Exercise instructions> Identify and copy all lines of the material where the string "JSON" is found.

Working data>
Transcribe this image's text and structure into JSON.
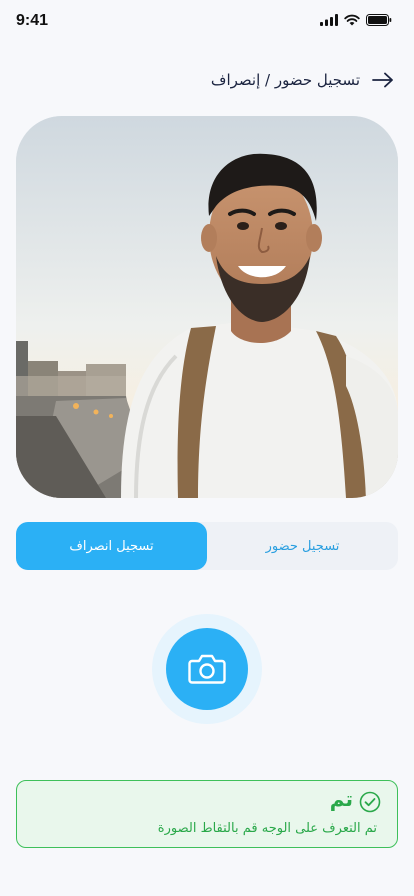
{
  "status_bar": {
    "time": "9:41",
    "icons": [
      "cellular-signal-icon",
      "wifi-icon",
      "battery-icon"
    ]
  },
  "header": {
    "title": "تسجيل حضور / إنصراف",
    "back_icon": "arrow-right-icon"
  },
  "photo": {
    "description_icon": "selfie-photo"
  },
  "toggle": {
    "options": [
      {
        "label": "تسجيل حضور",
        "active": false
      },
      {
        "label": "تسجيل انصراف",
        "active": true
      }
    ]
  },
  "camera": {
    "icon": "camera-icon"
  },
  "alert": {
    "title": "تم",
    "message": "تم التعرف على الوجه قم بالتقاط الصورة",
    "icon": "check-circle-icon"
  },
  "colors": {
    "accent": "#2bb0f5",
    "success": "#2aa84a",
    "success_bg": "#e9f7ec",
    "text_dark": "#1b2440"
  }
}
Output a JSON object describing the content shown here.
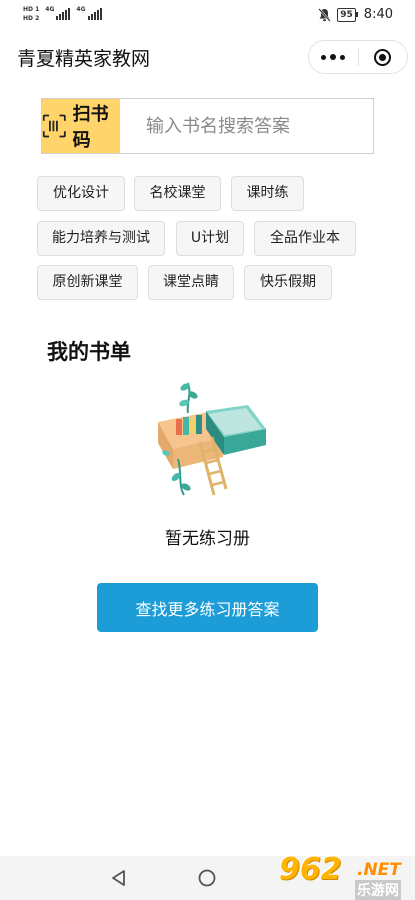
{
  "status_bar": {
    "sim1": [
      "HD",
      "1"
    ],
    "sim2": [
      "HD",
      "2"
    ],
    "net1": "4G",
    "net2": "4G",
    "battery": "95",
    "time": "8:40"
  },
  "header": {
    "title": "青夏精英家教网"
  },
  "search": {
    "scan_label": "扫书码",
    "placeholder": "输入书名搜索答案"
  },
  "categories": [
    "优化设计",
    "名校课堂",
    "课时练",
    "能力培养与测试",
    "U计划",
    "全品作业本",
    "原创新课堂",
    "课堂点睛",
    "快乐假期"
  ],
  "booklist": {
    "title": "我的书单",
    "empty_text": "暂无练习册",
    "button_label": "查找更多练习册答案"
  },
  "watermark": {
    "brand": "962",
    "suffix": ".NET",
    "name": "乐游网"
  },
  "colors": {
    "scan_bg": "#ffd46a",
    "primary": "#1d9dd8"
  }
}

Result for this exercise>
Transcribe this image's text and structure into JSON.
Output a JSON object describing the content shown here.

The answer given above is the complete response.